* **What you should do**
Write out the full listing exactly as given, minus the images.

* **Available data**
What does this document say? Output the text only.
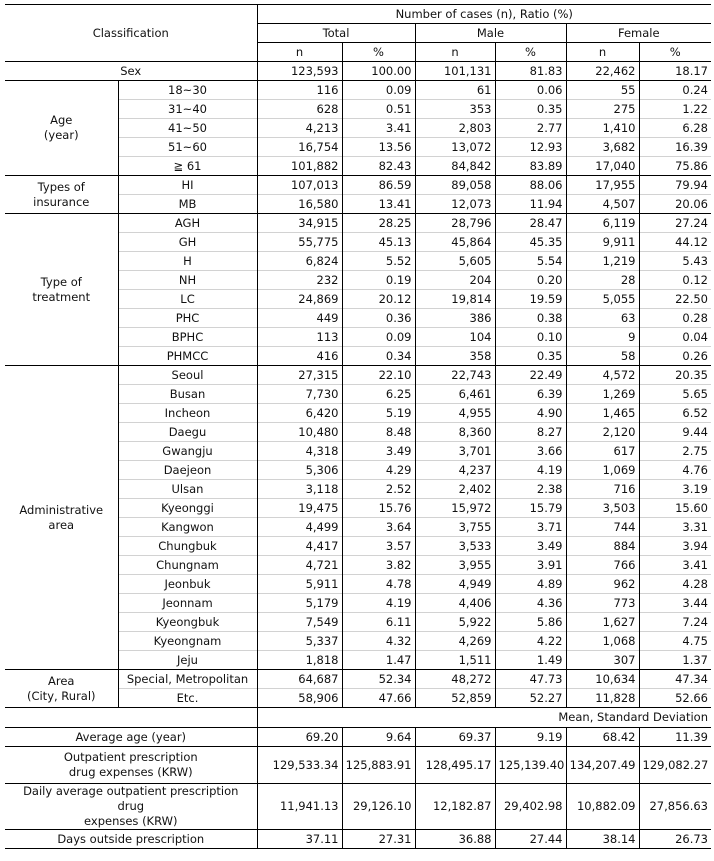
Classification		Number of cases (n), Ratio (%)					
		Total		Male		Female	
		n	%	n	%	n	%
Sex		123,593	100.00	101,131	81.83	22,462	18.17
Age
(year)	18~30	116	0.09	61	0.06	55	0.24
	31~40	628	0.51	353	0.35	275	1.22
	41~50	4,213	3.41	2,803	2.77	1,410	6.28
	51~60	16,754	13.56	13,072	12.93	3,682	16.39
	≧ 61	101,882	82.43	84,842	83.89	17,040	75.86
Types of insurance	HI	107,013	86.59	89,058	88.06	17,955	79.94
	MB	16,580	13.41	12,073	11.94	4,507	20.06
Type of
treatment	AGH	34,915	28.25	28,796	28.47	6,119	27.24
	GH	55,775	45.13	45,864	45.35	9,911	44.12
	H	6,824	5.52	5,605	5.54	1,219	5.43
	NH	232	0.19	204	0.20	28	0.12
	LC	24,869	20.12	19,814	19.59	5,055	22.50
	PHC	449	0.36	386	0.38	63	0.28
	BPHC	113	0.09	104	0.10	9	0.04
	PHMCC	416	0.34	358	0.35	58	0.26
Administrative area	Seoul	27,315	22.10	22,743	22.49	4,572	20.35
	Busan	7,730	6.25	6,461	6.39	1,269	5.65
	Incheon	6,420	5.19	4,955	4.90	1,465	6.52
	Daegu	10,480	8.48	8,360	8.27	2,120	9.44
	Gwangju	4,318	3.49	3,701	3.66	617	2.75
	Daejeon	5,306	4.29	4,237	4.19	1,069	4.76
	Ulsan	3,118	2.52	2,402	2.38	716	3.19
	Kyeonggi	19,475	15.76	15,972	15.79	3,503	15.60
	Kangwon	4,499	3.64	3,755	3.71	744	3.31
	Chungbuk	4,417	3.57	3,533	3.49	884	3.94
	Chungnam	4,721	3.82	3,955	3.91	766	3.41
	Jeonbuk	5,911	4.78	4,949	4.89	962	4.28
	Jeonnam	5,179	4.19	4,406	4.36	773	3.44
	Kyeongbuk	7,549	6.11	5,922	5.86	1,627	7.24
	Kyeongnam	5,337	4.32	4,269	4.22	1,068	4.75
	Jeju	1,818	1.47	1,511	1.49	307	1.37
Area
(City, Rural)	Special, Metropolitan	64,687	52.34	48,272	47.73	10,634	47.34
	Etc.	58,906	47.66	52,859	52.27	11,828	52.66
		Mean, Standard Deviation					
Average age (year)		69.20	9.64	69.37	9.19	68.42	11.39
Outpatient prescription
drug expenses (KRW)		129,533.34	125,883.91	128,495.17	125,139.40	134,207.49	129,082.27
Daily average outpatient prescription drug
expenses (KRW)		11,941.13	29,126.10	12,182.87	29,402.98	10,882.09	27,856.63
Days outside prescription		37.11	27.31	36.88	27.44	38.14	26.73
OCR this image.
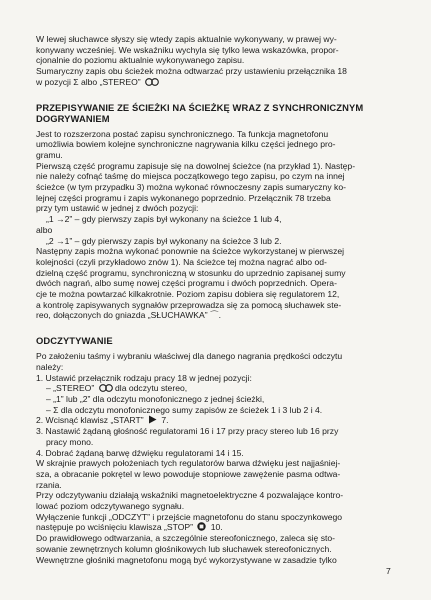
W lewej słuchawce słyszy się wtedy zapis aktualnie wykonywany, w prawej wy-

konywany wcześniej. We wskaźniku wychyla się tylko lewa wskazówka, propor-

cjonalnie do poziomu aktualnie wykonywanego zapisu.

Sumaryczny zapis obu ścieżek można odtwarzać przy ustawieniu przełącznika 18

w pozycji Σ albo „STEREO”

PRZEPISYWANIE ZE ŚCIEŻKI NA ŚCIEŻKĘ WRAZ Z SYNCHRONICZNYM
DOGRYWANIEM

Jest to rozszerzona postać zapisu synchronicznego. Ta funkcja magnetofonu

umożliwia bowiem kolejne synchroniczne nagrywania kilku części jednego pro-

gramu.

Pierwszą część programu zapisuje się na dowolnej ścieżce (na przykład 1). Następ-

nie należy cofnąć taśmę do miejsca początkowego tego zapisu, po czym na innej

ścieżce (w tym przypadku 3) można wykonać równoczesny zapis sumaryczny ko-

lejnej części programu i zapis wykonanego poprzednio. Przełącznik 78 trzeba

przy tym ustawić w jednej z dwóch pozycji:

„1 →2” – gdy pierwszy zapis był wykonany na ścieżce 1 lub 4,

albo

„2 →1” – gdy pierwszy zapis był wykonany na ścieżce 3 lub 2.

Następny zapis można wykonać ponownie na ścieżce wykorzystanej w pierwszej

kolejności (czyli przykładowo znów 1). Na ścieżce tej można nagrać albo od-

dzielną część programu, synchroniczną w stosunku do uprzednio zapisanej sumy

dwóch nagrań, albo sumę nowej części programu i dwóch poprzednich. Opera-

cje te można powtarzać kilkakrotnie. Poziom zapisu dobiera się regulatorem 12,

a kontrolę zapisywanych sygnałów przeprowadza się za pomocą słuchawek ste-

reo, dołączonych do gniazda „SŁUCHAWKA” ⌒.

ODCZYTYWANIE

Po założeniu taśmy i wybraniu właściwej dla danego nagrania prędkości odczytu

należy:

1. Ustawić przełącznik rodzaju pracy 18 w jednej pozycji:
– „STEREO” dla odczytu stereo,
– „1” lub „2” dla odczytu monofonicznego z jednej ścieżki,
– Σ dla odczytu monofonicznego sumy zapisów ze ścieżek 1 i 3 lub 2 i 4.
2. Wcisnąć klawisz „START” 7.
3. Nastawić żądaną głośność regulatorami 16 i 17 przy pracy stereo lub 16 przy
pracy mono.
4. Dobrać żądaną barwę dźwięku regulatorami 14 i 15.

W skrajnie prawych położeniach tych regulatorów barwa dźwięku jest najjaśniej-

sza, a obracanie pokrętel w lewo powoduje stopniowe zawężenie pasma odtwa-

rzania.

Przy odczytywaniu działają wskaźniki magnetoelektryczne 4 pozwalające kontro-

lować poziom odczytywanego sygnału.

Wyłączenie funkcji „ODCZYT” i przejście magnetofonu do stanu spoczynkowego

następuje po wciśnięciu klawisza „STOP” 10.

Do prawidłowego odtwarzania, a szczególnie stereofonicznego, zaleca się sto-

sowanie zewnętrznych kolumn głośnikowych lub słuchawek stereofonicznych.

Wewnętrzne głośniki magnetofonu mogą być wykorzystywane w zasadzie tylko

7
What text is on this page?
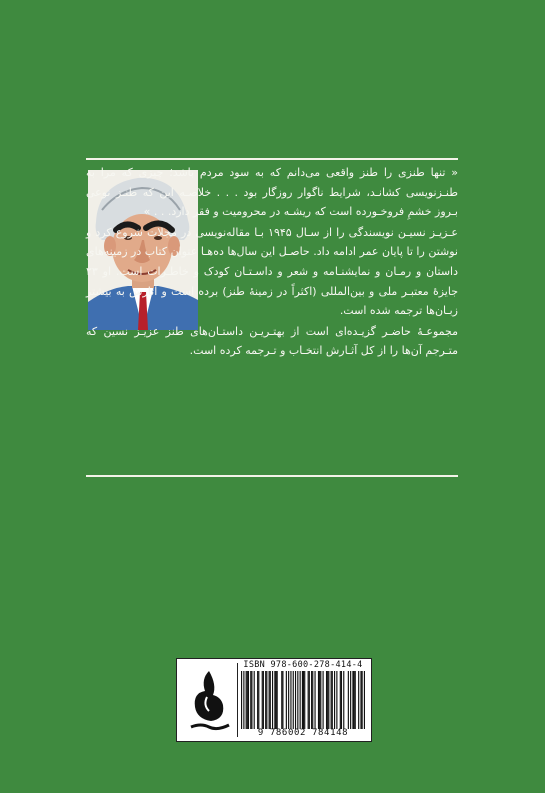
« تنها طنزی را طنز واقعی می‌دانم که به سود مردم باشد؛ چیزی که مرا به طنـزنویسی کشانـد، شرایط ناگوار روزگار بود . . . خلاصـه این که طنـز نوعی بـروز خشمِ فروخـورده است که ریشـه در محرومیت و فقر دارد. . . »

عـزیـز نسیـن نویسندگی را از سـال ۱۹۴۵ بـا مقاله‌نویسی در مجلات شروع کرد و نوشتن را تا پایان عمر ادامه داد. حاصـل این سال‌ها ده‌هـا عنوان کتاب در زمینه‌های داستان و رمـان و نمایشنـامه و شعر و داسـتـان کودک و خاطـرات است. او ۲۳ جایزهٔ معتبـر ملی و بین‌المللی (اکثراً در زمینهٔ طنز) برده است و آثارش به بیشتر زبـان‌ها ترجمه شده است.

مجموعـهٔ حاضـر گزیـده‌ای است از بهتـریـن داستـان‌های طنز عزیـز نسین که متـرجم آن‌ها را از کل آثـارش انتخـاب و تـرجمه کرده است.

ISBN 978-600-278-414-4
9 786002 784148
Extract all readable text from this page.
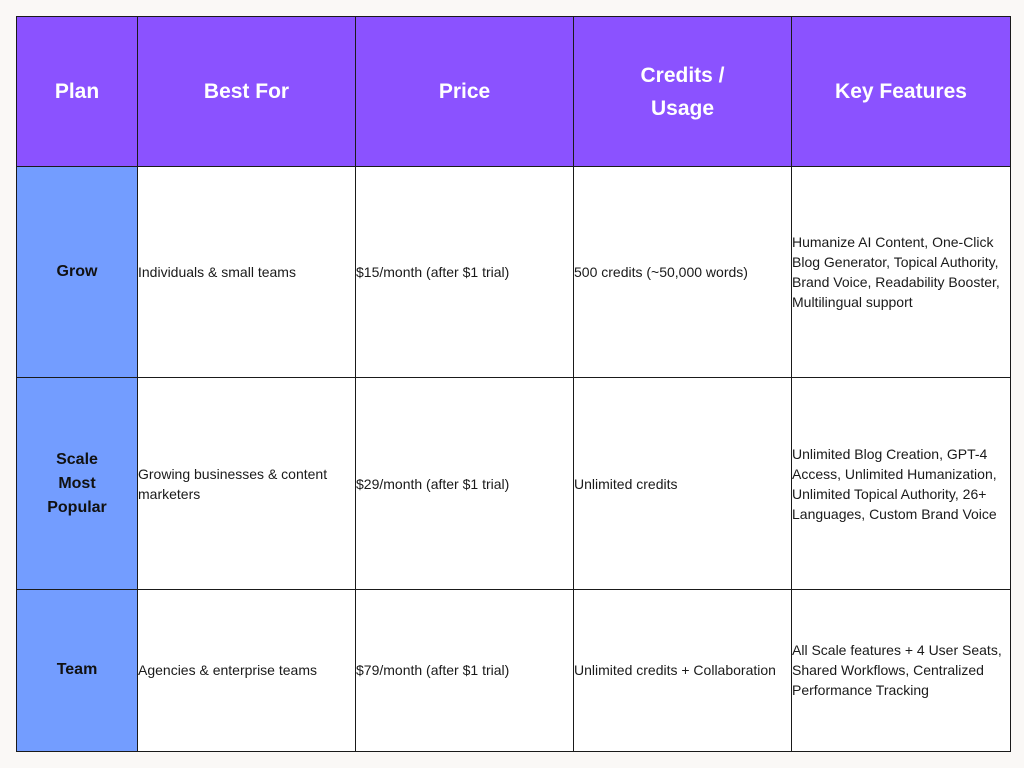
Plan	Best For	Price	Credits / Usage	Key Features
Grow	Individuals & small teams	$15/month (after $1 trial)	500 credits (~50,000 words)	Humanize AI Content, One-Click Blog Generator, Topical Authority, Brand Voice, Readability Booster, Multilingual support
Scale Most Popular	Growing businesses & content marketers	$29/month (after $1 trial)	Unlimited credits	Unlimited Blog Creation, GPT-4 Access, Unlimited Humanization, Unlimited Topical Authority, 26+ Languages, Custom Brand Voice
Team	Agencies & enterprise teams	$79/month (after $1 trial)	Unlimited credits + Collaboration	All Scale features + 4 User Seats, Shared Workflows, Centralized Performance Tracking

* **Result**
What does this document say? Output the text only.
Classification		Number of cases (n), Ratio (%)					
		Total		Male		Female	
		n	%	n	%	n	%
Sex		123,593	100.00	101,131	81.83	22,462	18.17
Age
(year)	18~30	116	0.09	61	0.06	55	0.24
	31~40	628	0.51	353	0.35	275	1.22
	41~50	4,213	3.41	2,803	2.77	1,410	6.28
	51~60	16,754	13.56	13,072	12.93	3,682	16.39
	≧ 61	101,882	82.43	84,842	83.89	17,040	75.86
Types of insurance	HI	107,013	86.59	89,058	88.06	17,955	79.94
	MB	16,580	13.41	12,073	11.94	4,507	20.06
Type of
treatment	AGH	34,915	28.25	28,796	28.47	6,119	27.24
	GH	55,775	45.13	45,864	45.35	9,911	44.12
	H	6,824	5.52	5,605	5.54	1,219	5.43
	NH	232	0.19	204	0.20	28	0.12
	LC	24,869	20.12	19,814	19.59	5,055	22.50
	PHC	449	0.36	386	0.38	63	0.28
	BPHC	113	0.09	104	0.10	9	0.04
	PHMCC	416	0.34	358	0.35	58	0.26
Administrative area	Seoul	27,315	22.10	22,743	22.49	4,572	20.35
	Busan	7,730	6.25	6,461	6.39	1,269	5.65
	Incheon	6,420	5.19	4,955	4.90	1,465	6.52
	Daegu	10,480	8.48	8,360	8.27	2,120	9.44
	Gwangju	4,318	3.49	3,701	3.66	617	2.75
	Daejeon	5,306	4.29	4,237	4.19	1,069	4.76
	Ulsan	3,118	2.52	2,402	2.38	716	3.19
	Kyeonggi	19,475	15.76	15,972	15.79	3,503	15.60
	Kangwon	4,499	3.64	3,755	3.71	744	3.31
	Chungbuk	4,417	3.57	3,533	3.49	884	3.94
	Chungnam	4,721	3.82	3,955	3.91	766	3.41
	Jeonbuk	5,911	4.78	4,949	4.89	962	4.28
	Jeonnam	5,179	4.19	4,406	4.36	773	3.44
	Kyeongbuk	7,549	6.11	5,922	5.86	1,627	7.24
	Kyeongnam	5,337	4.32	4,269	4.22	1,068	4.75
	Jeju	1,818	1.47	1,511	1.49	307	1.37
Area
(City, Rural)	Special, Metropolitan	64,687	52.34	48,272	47.73	10,634	47.34
	Etc.	58,906	47.66	52,859	52.27	11,828	52.66
		Mean, Standard Deviation					
Average age (year)		69.20	9.64	69.37	9.19	68.42	11.39
Outpatient prescription
drug expenses (KRW)		129,533.34	125,883.91	128,495.17	125,139.40	134,207.49	129,082.27
Daily average outpatient prescription drug
expenses (KRW)		11,941.13	29,126.10	12,182.87	29,402.98	10,882.09	27,856.63
Days outside prescription		37.11	27.31	36.88	27.44	38.14	26.73
OCR this image.
W lewej słuchawce słyszy się wtedy zapis aktualnie wykonywany, w prawej wy-

konywany wcześniej. We wskaźniku wychyla się tylko lewa wskazówka, propor-

cjonalnie do poziomu aktualnie wykonywanego zapisu.

Sumaryczny zapis obu ścieżek można odtwarzać przy ustawieniu przełącznika 18

w pozycji Σ albo „STEREO”

PRZEPISYWANIE ZE ŚCIEŻKI NA ŚCIEŻKĘ WRAZ Z SYNCHRONICZNYM
DOGRYWANIEM

Jest to rozszerzona postać zapisu synchronicznego. Ta funkcja magnetofonu

umożliwia bowiem kolejne synchroniczne nagrywania kilku części jednego pro-

gramu.

Pierwszą część programu zapisuje się na dowolnej ścieżce (na przykład 1). Następ-

nie należy cofnąć taśmę do miejsca początkowego tego zapisu, po czym na innej

ścieżce (w tym przypadku 3) można wykonać równoczesny zapis sumaryczny ko-

lejnej części programu i zapis wykonanego poprzednio. Przełącznik 78 trzeba

przy tym ustawić w jednej z dwóch pozycji:

„1 →2” – gdy pierwszy zapis był wykonany na ścieżce 1 lub 4,

albo

„2 →1” – gdy pierwszy zapis był wykonany na ścieżce 3 lub 2.

Następny zapis można wykonać ponownie na ścieżce wykorzystanej w pierwszej

kolejności (czyli przykładowo znów 1). Na ścieżce tej można nagrać albo od-

dzielną część programu, synchroniczną w stosunku do uprzednio zapisanej sumy

dwóch nagrań, albo sumę nowej części programu i dwóch poprzednich. Opera-

cje te można powtarzać kilkakrotnie. Poziom zapisu dobiera się regulatorem 12,

a kontrolę zapisywanych sygnałów przeprowadza się za pomocą słuchawek ste-

reo, dołączonych do gniazda „SŁUCHAWKA” ⌒.

ODCZYTYWANIE

Po założeniu taśmy i wybraniu właściwej dla danego nagrania prędkości odczytu

należy:

1. Ustawić przełącznik rodzaju pracy 18 w jednej pozycji:
– „STEREO” dla odczytu stereo,
– „1” lub „2” dla odczytu monofonicznego z jednej ścieżki,
– Σ dla odczytu monofonicznego sumy zapisów ze ścieżek 1 i 3 lub 2 i 4.
2. Wcisnąć klawisz „START” 7.
3. Nastawić żądaną głośność regulatorami 16 i 17 przy pracy stereo lub 16 przy
pracy mono.
4. Dobrać żądaną barwę dźwięku regulatorami 14 i 15.

W skrajnie prawych położeniach tych regulatorów barwa dźwięku jest najjaśniej-

sza, a obracanie pokrętel w lewo powoduje stopniowe zawężenie pasma odtwa-

rzania.

Przy odczytywaniu działają wskaźniki magnetoelektryczne 4 pozwalające kontro-

lować poziom odczytywanego sygnału.

Wyłączenie funkcji „ODCZYT” i przejście magnetofonu do stanu spoczynkowego

następuje po wciśnięciu klawisza „STOP” 10.

Do prawidłowego odtwarzania, a szczególnie stereofonicznego, zaleca się sto-

sowanie zewnętrznych kolumn głośnikowych lub słuchawek stereofonicznych.

Wewnętrzne głośniki magnetofonu mogą być wykorzystywane w zasadzie tylko

7
What text is on this page?
« تنها طنزی را طنز واقعی می‌دانم که به سود مردم باشد؛ چیزی که مرا به طنـزنویسی کشانـد، شرایط ناگوار روزگار بود . . . خلاصـه این که طنـز نوعی بـروز خشمِ فروخـورده است که ریشـه در محرومیت و فقر دارد. . . »

عـزیـز نسیـن نویسندگی را از سـال ۱۹۴۵ بـا مقاله‌نویسی در مجلات شروع کرد و نوشتن را تا پایان عمر ادامه داد. حاصـل این سال‌ها ده‌هـا عنوان کتاب در زمینه‌های داستان و رمـان و نمایشنـامه و شعر و داسـتـان کودک و خاطـرات است. او ۲۳ جایزهٔ معتبـر ملی و بین‌المللی (اکثراً در زمینهٔ طنز) برده است و آثارش به بیشتر زبـان‌ها ترجمه شده است.

مجموعـهٔ حاضـر گزیـده‌ای است از بهتـریـن داستـان‌های طنز عزیـز نسین که متـرجم آن‌ها را از کل آثـارش انتخـاب و تـرجمه کرده است.

ISBN 978-600-278-414-4
9 786002 784148
Extract all readable text from this page.
Plan	Best For	Price	Credits / Usage	Key Features
Grow	Individuals & small teams	$15/month (after $1 trial)	500 credits (~50,000 words)	Humanize AI Content, One-Click Blog Generator, Topical Authority, Brand Voice, Readability Booster, Multilingual support
Scale Most Popular	Growing businesses & content marketers	$29/month (after $1 trial)	Unlimited credits	Unlimited Blog Creation, GPT-4 Access, Unlimited Humanization, Unlimited Topical Authority, 26+ Languages, Custom Brand Voice
Team	Agencies & enterprise teams	$79/month (after $1 trial)	Unlimited credits + Collaboration	All Scale features + 4 User Seats, Shared Workflows, Centralized Performance Tracking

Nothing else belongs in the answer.